→ **Records provided**

—————

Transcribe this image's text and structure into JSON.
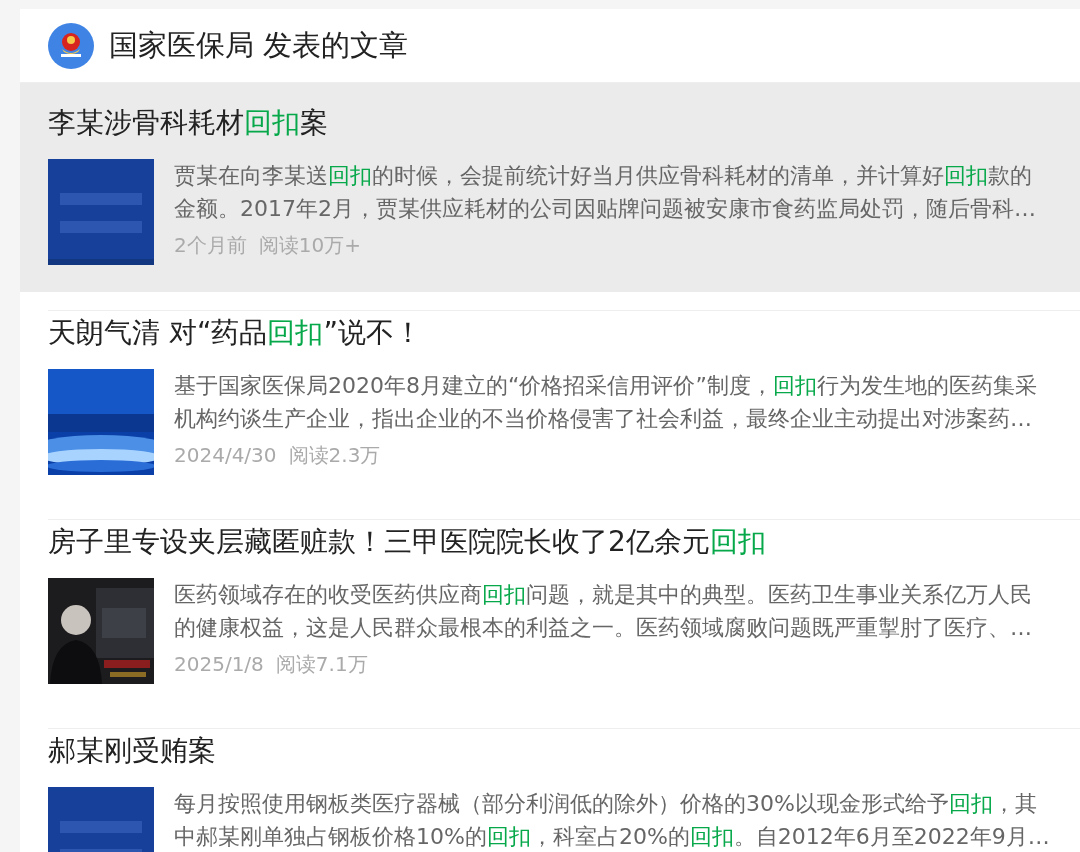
{
  "header": {
    "title": "国家医保局 发表的文章"
  },
  "articles": [
    {
      "selected": true,
      "title": [
        {
          "text": "李某涉骨科耗材",
          "highlighted": false
        },
        {
          "text": "回扣",
          "highlighted": true
        },
        {
          "text": "案",
          "highlighted": false
        }
      ],
      "summary_lines": [
        [
          {
            "text": "贾某在向李某送",
            "highlighted": false
          },
          {
            "text": "回扣",
            "highlighted": true
          },
          {
            "text": "的时候，会提前统计好当月供应骨科耗材的清单，并计算好",
            "highlighted": false
          },
          {
            "text": "回扣",
            "highlighted": true
          },
          {
            "text": "款的",
            "highlighted": false
          }
        ],
        [
          {
            "text": "金额。2017年2月，贾某供应耗材的公司因贴牌问题被安康市食药监局处罚，随后骨科…",
            "highlighted": false
          }
        ]
      ],
      "date": "2个月前",
      "reads": "阅读10万+"
    },
    {
      "selected": false,
      "title": [
        {
          "text": "天朗气清 对“药品",
          "highlighted": false
        },
        {
          "text": "回扣",
          "highlighted": true
        },
        {
          "text": "”说不！",
          "highlighted": false
        }
      ],
      "summary_lines": [
        [
          {
            "text": "基于国家医保局2020年8月建立的“价格招采信用评价”制度，",
            "highlighted": false
          },
          {
            "text": "回扣",
            "highlighted": true
          },
          {
            "text": "行为发生地的医药集采",
            "highlighted": false
          }
        ],
        [
          {
            "text": "机构约谈生产企业，指出企业的不当价格侵害了社会利益，最终企业主动提出对涉案药…",
            "highlighted": false
          }
        ]
      ],
      "date": "2024/4/30",
      "reads": "阅读2.3万"
    },
    {
      "selected": false,
      "title": [
        {
          "text": "房子里专设夹层藏匿赃款！三甲医院院长收了2亿余元",
          "highlighted": false
        },
        {
          "text": "回扣",
          "highlighted": true
        }
      ],
      "summary_lines": [
        [
          {
            "text": "医药领域存在的收受医药供应商",
            "highlighted": false
          },
          {
            "text": "回扣",
            "highlighted": true
          },
          {
            "text": "问题，就是其中的典型。医药卫生事业关系亿万人民",
            "highlighted": false
          }
        ],
        [
          {
            "text": "的健康权益，这是人民群众最根本的利益之一。医药领域腐败问题既严重掣肘了医疗、…",
            "highlighted": false
          }
        ]
      ],
      "date": "2025/1/8",
      "reads": "阅读7.1万"
    },
    {
      "selected": false,
      "title": [
        {
          "text": "郝某刚受贿案",
          "highlighted": false
        }
      ],
      "summary_lines": [
        [
          {
            "text": "每月按照使用钢板类医疗器械（部分利润低的除外）价格的30%以现金形式给予",
            "highlighted": false
          },
          {
            "text": "回扣",
            "highlighted": true
          },
          {
            "text": "，其",
            "highlighted": false
          }
        ],
        [
          {
            "text": "中郝某刚单独占钢板价格10%的",
            "highlighted": false
          },
          {
            "text": "回扣",
            "highlighted": true
          },
          {
            "text": "，科室占20%的",
            "highlighted": false
          },
          {
            "text": "回扣",
            "highlighted": true
          },
          {
            "text": "。自2012年6月至2022年9月…",
            "highlighted": false
          }
        ]
      ]
    }
  ]
}
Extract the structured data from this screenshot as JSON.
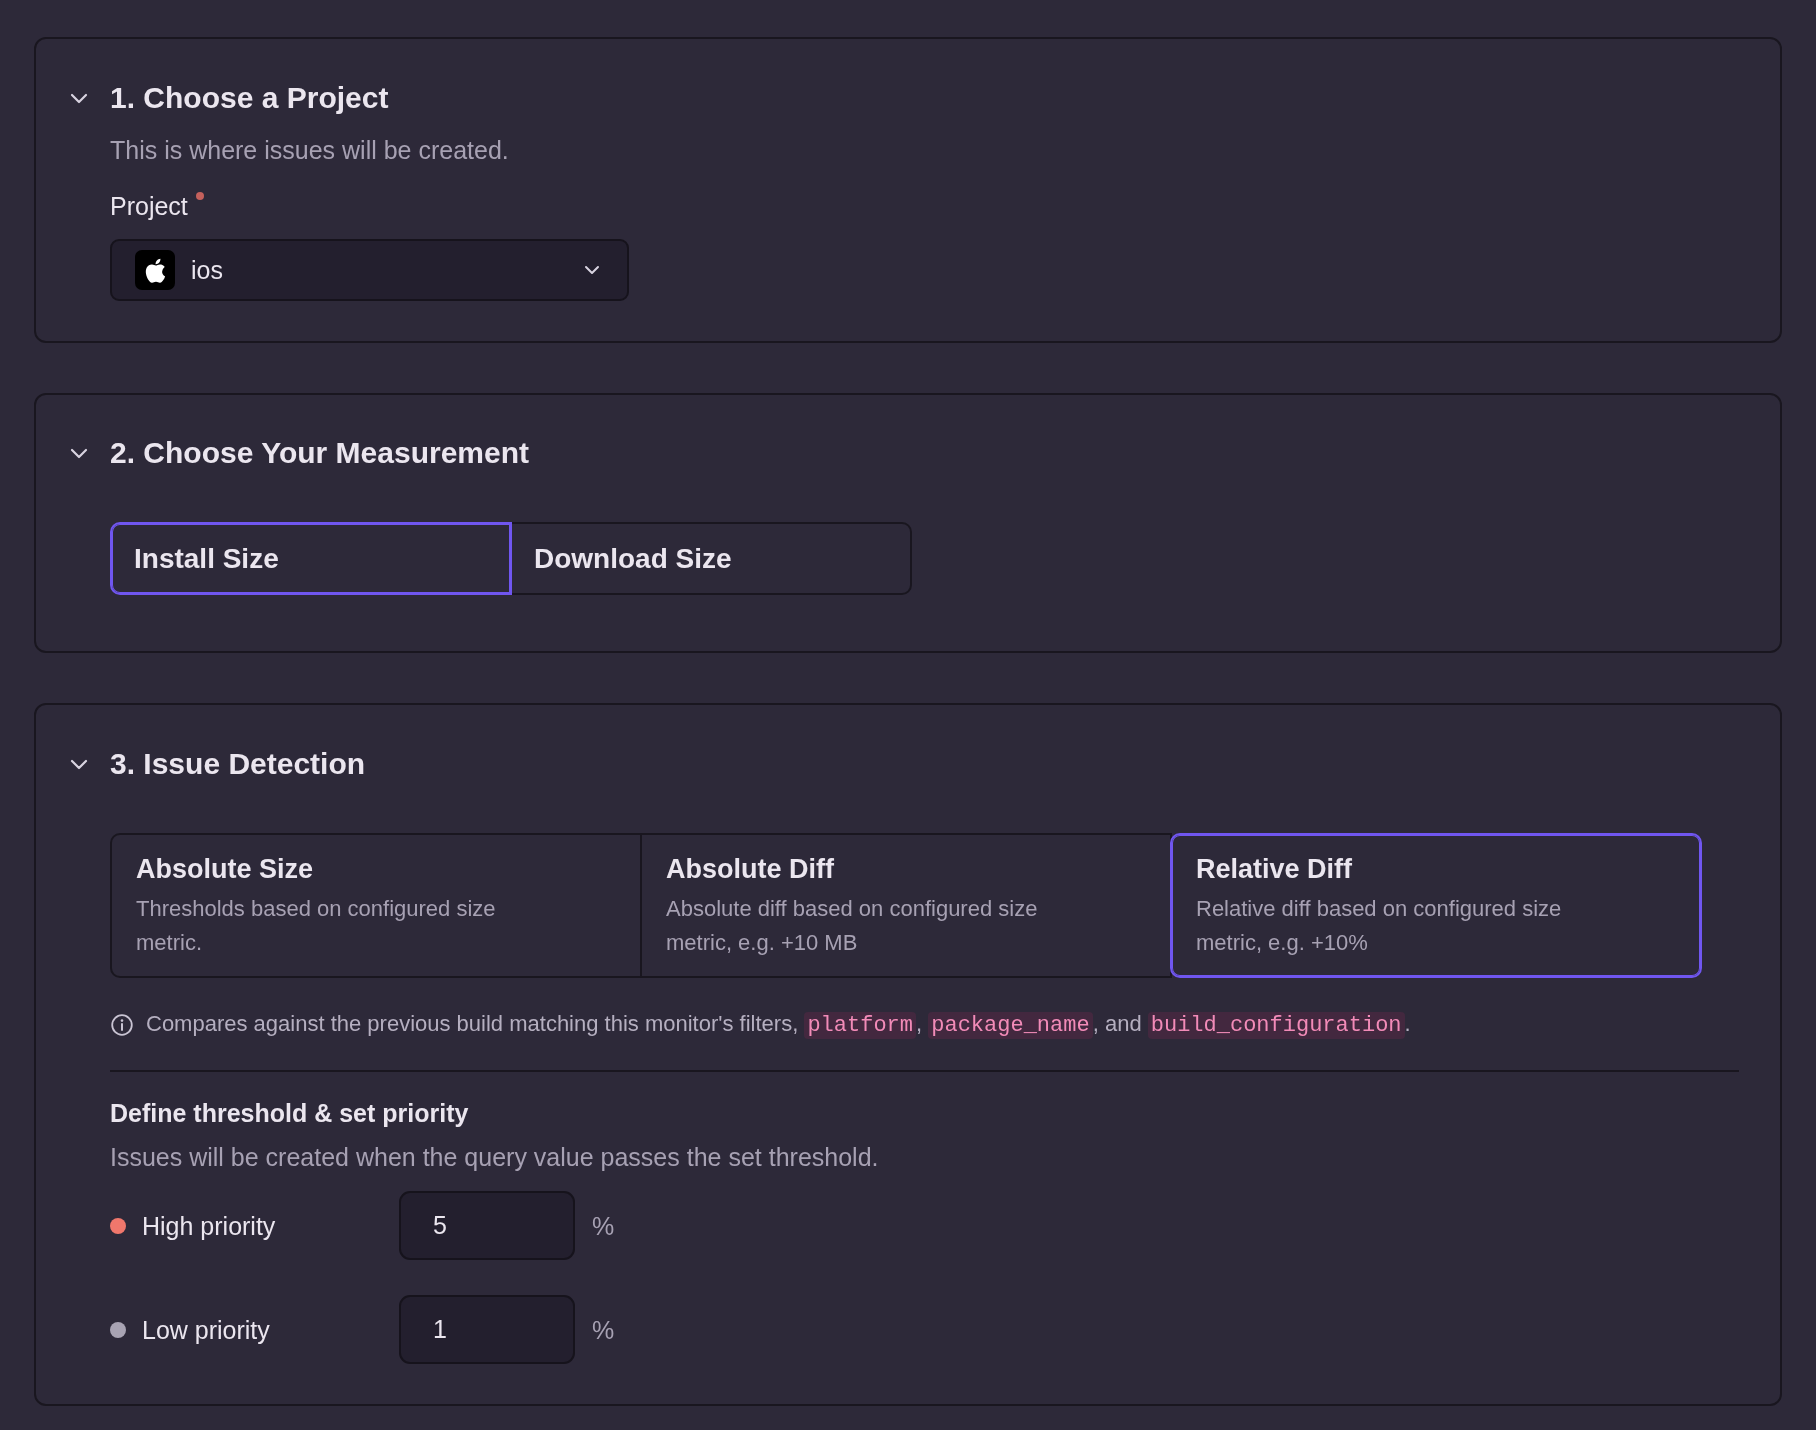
{
  "sections": [
    {
      "kind": "project",
      "title": "1. Choose a Project",
      "expanded": true,
      "description": "This is where issues will be created.",
      "field": {
        "label": "Project",
        "required": true,
        "value": "ios"
      }
    },
    {
      "kind": "measurement",
      "title": "2. Choose Your Measurement",
      "expanded": true,
      "options": [
        {
          "label": "Install Size",
          "selected": true
        },
        {
          "label": "Download Size",
          "selected": false
        }
      ]
    },
    {
      "kind": "detection",
      "title": "3. Issue Detection",
      "expanded": true,
      "options": [
        {
          "title": "Absolute Size",
          "description": "Thresholds based on configured size metric.",
          "selected": false
        },
        {
          "title": "Absolute Diff",
          "description": "Absolute diff based on configured size metric, e.g. +10 MB",
          "selected": false
        },
        {
          "title": "Relative Diff",
          "description": "Relative diff based on configured size metric, e.g. +10%",
          "selected": true
        }
      ],
      "info": [
        {
          "kind": "text",
          "text": "Compares against the previous build matching this monitor's filters, "
        },
        {
          "kind": "code",
          "text": "platform"
        },
        {
          "kind": "text",
          "text": ", "
        },
        {
          "kind": "code",
          "text": "package_name"
        },
        {
          "kind": "text",
          "text": ", and "
        },
        {
          "kind": "code",
          "text": "build_configuration"
        },
        {
          "kind": "text",
          "text": "."
        }
      ],
      "thresholds": {
        "title": "Define threshold & set priority",
        "description": "Issues will be created when the query value passes the set threshold.",
        "rows": [
          {
            "label": "High priority",
            "color": "#f0776c",
            "value": "5",
            "unit": "%"
          },
          {
            "label": "Low priority",
            "color": "#a8a3b3",
            "value": "1",
            "unit": "%"
          }
        ]
      }
    }
  ]
}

—————

→ **Goal**
Reproduce the data word for word, excluding its pictures.

→ **Exercise result**
Transcribe this image's text and structure into JSON.
{
  "header": {
    "title": "国家医保局 发表的文章"
  },
  "articles": [
    {
      "selected": true,
      "title": [
        {
          "text": "李某涉骨科耗材",
          "highlighted": false
        },
        {
          "text": "回扣",
          "highlighted": true
        },
        {
          "text": "案",
          "highlighted": false
        }
      ],
      "summary_lines": [
        [
          {
            "text": "贾某在向李某送",
            "highlighted": false
          },
          {
            "text": "回扣",
            "highlighted": true
          },
          {
            "text": "的时候，会提前统计好当月供应骨科耗材的清单，并计算好",
            "highlighted": false
          },
          {
            "text": "回扣",
            "highlighted": true
          },
          {
            "text": "款的",
            "highlighted": false
          }
        ],
        [
          {
            "text": "金额。2017年2月，贾某供应耗材的公司因贴牌问题被安康市食药监局处罚，随后骨科…",
            "highlighted": false
          }
        ]
      ],
      "date": "2个月前",
      "reads": "阅读10万+"
    },
    {
      "selected": false,
      "title": [
        {
          "text": "天朗气清 对“药品",
          "highlighted": false
        },
        {
          "text": "回扣",
          "highlighted": true
        },
        {
          "text": "”说不！",
          "highlighted": false
        }
      ],
      "summary_lines": [
        [
          {
            "text": "基于国家医保局2020年8月建立的“价格招采信用评价”制度，",
            "highlighted": false
          },
          {
            "text": "回扣",
            "highlighted": true
          },
          {
            "text": "行为发生地的医药集采",
            "highlighted": false
          }
        ],
        [
          {
            "text": "机构约谈生产企业，指出企业的不当价格侵害了社会利益，最终企业主动提出对涉案药…",
            "highlighted": false
          }
        ]
      ],
      "date": "2024/4/30",
      "reads": "阅读2.3万"
    },
    {
      "selected": false,
      "title": [
        {
          "text": "房子里专设夹层藏匿赃款！三甲医院院长收了2亿余元",
          "highlighted": false
        },
        {
          "text": "回扣",
          "highlighted": true
        }
      ],
      "summary_lines": [
        [
          {
            "text": "医药领域存在的收受医药供应商",
            "highlighted": false
          },
          {
            "text": "回扣",
            "highlighted": true
          },
          {
            "text": "问题，就是其中的典型。医药卫生事业关系亿万人民",
            "highlighted": false
          }
        ],
        [
          {
            "text": "的健康权益，这是人民群众最根本的利益之一。医药领域腐败问题既严重掣肘了医疗、…",
            "highlighted": false
          }
        ]
      ],
      "date": "2025/1/8",
      "reads": "阅读7.1万"
    },
    {
      "selected": false,
      "title": [
        {
          "text": "郝某刚受贿案",
          "highlighted": false
        }
      ],
      "summary_lines": [
        [
          {
            "text": "每月按照使用钢板类医疗器械（部分利润低的除外）价格的30%以现金形式给予",
            "highlighted": false
          },
          {
            "text": "回扣",
            "highlighted": true
          },
          {
            "text": "，其",
            "highlighted": false
          }
        ],
        [
          {
            "text": "中郝某刚单独占钢板价格10%的",
            "highlighted": false
          },
          {
            "text": "回扣",
            "highlighted": true
          },
          {
            "text": "，科室占20%的",
            "highlighted": false
          },
          {
            "text": "回扣",
            "highlighted": true
          },
          {
            "text": "。自2012年6月至2022年9月…",
            "highlighted": false
          }
        ]
      ]
    }
  ]
}
Extract the structured data from this screenshot as JSON.
{
  "sections": [
    {
      "kind": "project",
      "title": "1. Choose a Project",
      "expanded": true,
      "description": "This is where issues will be created.",
      "field": {
        "label": "Project",
        "required": true,
        "value": "ios"
      }
    },
    {
      "kind": "measurement",
      "title": "2. Choose Your Measurement",
      "expanded": true,
      "options": [
        {
          "label": "Install Size",
          "selected": true
        },
        {
          "label": "Download Size",
          "selected": false
        }
      ]
    },
    {
      "kind": "detection",
      "title": "3. Issue Detection",
      "expanded": true,
      "options": [
        {
          "title": "Absolute Size",
          "description": "Thresholds based on configured size metric.",
          "selected": false
        },
        {
          "title": "Absolute Diff",
          "description": "Absolute diff based on configured size metric, e.g. +10 MB",
          "selected": false
        },
        {
          "title": "Relative Diff",
          "description": "Relative diff based on configured size metric, e.g. +10%",
          "selected": true
        }
      ],
      "info": [
        {
          "kind": "text",
          "text": "Compares against the previous build matching this monitor's filters, "
        },
        {
          "kind": "code",
          "text": "platform"
        },
        {
          "kind": "text",
          "text": ", "
        },
        {
          "kind": "code",
          "text": "package_name"
        },
        {
          "kind": "text",
          "text": ", and "
        },
        {
          "kind": "code",
          "text": "build_configuration"
        },
        {
          "kind": "text",
          "text": "."
        }
      ],
      "thresholds": {
        "title": "Define threshold & set priority",
        "description": "Issues will be created when the query value passes the set threshold.",
        "rows": [
          {
            "label": "High priority",
            "color": "#f0776c",
            "value": "5",
            "unit": "%"
          },
          {
            "label": "Low priority",
            "color": "#a8a3b3",
            "value": "1",
            "unit": "%"
          }
        ]
      }
    }
  ]
}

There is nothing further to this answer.